Directions:
Identify every line of the records that contains the string "RATIO", and copy each of those lines in full.

Data:
################

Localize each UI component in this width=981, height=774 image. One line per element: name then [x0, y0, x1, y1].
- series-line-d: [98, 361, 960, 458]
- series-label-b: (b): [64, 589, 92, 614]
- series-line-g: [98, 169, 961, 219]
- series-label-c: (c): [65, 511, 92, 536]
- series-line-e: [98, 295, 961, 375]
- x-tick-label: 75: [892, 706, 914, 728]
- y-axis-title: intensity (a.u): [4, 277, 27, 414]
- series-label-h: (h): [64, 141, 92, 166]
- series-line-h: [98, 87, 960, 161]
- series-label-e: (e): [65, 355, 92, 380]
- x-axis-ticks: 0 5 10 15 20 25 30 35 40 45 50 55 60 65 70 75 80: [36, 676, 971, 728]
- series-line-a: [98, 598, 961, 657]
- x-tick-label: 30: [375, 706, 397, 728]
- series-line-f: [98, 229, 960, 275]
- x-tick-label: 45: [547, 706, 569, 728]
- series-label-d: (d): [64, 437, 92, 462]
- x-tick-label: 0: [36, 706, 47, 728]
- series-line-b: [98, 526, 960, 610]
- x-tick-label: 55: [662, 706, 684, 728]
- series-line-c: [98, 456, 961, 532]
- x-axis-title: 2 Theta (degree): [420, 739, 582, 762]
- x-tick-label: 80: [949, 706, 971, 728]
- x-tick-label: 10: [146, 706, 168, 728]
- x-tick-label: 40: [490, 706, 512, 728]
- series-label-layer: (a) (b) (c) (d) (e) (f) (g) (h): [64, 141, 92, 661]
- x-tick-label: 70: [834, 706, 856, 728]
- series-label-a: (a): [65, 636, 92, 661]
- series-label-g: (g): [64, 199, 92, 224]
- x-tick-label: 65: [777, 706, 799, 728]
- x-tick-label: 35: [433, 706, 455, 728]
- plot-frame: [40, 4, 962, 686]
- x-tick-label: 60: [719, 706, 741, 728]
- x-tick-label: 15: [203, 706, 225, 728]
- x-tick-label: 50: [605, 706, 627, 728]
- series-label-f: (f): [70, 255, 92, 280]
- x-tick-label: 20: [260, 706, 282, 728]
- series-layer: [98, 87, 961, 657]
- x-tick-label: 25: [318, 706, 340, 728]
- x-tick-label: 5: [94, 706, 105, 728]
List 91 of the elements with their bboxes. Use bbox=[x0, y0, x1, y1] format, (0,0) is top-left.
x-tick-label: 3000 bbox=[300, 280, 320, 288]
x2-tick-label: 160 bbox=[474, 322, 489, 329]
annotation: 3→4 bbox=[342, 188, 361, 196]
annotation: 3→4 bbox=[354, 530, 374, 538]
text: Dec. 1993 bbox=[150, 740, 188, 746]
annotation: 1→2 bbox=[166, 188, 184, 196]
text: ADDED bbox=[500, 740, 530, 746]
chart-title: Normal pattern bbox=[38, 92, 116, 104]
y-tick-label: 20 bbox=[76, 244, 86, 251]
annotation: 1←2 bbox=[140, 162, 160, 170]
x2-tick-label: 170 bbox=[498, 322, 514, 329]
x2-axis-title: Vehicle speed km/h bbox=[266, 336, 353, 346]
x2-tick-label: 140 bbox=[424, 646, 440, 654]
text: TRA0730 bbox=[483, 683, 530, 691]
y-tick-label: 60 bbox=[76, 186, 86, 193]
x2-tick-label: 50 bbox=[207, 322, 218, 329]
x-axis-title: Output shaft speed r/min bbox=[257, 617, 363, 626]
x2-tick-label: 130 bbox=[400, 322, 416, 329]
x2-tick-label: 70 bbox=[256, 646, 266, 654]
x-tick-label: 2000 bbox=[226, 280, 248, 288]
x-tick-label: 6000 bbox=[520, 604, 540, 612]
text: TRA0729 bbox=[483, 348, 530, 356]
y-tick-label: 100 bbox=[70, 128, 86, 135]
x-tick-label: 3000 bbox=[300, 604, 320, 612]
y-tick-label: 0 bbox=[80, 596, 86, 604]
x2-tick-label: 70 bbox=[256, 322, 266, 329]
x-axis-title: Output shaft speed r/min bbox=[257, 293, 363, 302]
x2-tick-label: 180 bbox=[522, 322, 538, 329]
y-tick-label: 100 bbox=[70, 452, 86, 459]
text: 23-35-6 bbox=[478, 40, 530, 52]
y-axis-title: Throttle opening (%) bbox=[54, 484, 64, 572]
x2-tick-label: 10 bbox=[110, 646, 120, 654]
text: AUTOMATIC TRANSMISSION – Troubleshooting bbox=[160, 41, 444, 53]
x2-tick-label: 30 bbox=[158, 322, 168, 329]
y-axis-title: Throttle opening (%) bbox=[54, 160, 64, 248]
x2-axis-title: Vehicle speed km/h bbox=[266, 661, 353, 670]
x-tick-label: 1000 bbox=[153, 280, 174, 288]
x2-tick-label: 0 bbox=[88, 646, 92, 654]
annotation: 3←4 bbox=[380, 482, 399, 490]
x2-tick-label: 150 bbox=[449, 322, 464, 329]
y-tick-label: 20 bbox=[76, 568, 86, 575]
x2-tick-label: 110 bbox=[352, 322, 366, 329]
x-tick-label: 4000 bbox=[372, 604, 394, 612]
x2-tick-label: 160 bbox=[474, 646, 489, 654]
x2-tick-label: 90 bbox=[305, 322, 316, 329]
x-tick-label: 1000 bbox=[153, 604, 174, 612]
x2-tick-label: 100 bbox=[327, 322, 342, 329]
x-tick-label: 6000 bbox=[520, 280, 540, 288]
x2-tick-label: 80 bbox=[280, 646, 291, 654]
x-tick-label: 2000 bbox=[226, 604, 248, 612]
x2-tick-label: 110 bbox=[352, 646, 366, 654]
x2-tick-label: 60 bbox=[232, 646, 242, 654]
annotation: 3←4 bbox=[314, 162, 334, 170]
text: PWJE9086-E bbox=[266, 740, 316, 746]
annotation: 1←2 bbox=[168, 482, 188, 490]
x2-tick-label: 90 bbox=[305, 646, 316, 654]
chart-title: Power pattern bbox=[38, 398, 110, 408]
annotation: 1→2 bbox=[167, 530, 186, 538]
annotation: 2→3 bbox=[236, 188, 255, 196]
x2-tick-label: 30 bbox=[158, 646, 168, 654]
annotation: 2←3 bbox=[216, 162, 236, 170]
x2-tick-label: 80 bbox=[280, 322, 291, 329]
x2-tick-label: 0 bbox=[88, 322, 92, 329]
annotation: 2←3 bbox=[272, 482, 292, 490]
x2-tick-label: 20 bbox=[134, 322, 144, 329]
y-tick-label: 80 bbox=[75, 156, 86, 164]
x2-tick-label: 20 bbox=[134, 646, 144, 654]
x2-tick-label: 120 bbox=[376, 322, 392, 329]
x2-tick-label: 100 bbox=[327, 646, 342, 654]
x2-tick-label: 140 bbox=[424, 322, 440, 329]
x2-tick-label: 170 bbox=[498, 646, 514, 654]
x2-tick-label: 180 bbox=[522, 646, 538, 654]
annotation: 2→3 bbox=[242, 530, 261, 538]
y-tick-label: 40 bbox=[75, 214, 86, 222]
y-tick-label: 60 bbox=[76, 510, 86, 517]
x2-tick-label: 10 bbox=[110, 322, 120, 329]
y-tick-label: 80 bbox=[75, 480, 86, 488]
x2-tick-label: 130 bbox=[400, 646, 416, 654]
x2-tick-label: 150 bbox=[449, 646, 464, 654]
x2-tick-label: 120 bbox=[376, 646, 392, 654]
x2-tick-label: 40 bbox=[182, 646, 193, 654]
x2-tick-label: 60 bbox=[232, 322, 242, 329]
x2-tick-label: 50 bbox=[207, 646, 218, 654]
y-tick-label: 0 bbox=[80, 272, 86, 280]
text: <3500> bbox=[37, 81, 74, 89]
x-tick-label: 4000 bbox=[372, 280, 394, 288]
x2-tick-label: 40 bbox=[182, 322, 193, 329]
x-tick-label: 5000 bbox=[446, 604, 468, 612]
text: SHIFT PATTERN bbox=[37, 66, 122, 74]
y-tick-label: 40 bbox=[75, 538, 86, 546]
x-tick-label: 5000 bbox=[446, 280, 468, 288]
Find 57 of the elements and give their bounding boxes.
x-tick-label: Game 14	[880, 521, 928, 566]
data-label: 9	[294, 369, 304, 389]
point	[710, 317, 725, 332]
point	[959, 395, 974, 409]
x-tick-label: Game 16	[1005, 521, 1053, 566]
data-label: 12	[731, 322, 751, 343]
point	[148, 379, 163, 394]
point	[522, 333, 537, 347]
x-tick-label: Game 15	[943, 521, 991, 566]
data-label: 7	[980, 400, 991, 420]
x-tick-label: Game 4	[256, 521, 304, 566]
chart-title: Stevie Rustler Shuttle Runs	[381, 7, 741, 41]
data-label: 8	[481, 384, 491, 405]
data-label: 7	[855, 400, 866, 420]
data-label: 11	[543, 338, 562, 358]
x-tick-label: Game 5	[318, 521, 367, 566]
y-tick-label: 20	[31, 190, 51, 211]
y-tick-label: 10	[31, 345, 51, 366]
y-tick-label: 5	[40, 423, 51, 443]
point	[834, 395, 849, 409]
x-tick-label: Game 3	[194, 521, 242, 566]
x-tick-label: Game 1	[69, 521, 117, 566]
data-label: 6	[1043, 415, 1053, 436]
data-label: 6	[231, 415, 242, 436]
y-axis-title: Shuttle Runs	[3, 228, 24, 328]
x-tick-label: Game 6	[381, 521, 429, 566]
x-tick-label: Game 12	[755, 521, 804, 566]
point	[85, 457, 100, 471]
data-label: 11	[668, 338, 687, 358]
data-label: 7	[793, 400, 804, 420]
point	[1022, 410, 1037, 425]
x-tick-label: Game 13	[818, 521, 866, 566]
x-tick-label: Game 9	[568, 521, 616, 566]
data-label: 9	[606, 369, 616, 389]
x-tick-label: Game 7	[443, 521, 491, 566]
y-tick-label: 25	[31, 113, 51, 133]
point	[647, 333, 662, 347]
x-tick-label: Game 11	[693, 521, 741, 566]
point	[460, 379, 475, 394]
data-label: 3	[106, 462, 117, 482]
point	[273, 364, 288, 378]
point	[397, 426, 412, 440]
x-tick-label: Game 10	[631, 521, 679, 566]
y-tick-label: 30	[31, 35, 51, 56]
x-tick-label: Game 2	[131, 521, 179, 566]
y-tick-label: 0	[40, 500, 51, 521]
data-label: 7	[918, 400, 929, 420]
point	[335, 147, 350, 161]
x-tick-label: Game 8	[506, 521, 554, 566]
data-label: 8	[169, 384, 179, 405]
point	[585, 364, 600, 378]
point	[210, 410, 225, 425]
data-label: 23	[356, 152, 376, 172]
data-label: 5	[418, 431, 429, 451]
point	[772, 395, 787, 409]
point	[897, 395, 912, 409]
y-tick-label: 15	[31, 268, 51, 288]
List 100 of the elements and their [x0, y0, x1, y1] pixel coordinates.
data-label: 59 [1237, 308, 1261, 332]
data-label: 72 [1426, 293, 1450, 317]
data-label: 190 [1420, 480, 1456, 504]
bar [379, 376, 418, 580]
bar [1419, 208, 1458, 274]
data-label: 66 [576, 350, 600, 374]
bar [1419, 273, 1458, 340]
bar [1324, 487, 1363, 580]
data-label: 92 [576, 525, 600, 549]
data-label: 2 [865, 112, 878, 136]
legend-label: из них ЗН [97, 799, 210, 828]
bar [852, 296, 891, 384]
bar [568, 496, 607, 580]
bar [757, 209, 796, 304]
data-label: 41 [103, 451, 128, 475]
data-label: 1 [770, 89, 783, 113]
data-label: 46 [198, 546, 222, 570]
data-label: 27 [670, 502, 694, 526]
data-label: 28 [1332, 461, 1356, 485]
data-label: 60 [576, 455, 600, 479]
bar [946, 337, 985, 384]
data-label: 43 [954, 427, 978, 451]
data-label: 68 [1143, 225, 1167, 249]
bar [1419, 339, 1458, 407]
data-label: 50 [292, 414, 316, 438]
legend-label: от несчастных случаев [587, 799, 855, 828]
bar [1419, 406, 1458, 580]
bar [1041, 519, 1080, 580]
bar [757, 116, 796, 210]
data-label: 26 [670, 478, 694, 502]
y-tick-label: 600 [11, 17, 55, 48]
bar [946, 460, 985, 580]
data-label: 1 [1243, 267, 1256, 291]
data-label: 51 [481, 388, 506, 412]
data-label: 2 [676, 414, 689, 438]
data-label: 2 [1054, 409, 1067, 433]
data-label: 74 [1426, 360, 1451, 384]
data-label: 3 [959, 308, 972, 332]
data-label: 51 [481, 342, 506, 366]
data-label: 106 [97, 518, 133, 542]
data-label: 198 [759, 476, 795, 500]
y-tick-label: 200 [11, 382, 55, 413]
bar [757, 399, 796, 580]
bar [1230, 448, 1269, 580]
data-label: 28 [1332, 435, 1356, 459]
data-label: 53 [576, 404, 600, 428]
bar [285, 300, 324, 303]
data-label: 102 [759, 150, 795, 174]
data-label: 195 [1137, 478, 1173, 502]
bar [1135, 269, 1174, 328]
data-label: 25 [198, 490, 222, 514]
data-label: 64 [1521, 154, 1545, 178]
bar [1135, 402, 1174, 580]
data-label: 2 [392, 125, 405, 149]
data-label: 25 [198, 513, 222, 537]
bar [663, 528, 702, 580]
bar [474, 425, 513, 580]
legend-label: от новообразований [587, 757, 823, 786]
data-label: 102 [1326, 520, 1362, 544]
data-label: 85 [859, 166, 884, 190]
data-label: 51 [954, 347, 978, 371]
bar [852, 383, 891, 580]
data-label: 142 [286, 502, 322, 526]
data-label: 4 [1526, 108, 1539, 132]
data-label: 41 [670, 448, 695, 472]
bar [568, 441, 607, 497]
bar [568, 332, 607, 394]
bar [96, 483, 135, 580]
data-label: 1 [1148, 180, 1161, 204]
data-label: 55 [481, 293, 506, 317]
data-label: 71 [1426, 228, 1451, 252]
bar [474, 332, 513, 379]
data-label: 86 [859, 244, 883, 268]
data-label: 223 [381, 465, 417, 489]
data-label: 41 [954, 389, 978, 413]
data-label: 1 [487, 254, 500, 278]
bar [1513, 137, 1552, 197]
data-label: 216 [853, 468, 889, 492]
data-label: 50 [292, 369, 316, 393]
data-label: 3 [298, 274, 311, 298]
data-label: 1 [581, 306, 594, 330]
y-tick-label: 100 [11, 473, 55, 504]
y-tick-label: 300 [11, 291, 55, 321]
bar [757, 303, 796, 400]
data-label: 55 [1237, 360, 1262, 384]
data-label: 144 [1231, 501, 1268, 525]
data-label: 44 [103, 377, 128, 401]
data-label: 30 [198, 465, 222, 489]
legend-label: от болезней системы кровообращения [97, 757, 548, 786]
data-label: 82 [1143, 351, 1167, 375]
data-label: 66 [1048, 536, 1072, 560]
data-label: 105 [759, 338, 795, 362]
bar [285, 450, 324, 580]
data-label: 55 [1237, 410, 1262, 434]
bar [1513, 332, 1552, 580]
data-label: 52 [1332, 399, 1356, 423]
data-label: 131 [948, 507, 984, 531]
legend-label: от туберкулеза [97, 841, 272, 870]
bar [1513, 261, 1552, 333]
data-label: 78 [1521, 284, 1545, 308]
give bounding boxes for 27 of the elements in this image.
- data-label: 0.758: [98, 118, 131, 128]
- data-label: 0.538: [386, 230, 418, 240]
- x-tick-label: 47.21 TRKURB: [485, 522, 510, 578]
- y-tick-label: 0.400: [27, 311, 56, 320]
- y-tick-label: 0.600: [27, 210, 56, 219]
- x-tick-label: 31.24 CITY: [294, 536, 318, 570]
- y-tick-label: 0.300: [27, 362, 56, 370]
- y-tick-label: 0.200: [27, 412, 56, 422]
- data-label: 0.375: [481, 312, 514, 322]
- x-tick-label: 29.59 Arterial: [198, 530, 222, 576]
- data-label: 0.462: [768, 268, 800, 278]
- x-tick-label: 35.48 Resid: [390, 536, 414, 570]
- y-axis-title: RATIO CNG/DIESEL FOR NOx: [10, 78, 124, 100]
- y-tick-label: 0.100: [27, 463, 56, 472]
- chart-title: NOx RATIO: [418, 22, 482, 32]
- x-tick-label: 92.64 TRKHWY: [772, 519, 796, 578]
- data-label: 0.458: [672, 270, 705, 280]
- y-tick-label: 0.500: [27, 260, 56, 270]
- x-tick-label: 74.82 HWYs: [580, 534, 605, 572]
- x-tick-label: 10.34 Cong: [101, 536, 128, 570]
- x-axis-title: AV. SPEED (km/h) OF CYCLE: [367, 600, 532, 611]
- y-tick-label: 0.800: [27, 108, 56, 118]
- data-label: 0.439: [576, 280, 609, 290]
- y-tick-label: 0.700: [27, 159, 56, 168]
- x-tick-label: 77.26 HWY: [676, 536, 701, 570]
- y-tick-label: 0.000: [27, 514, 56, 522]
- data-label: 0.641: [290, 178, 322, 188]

################

Answer to the task:
- y-axis-title: RATIO CNG/DIESEL FOR NOx: [10, 78, 124, 100]
- chart-title: NOx RATIO: [418, 22, 482, 32]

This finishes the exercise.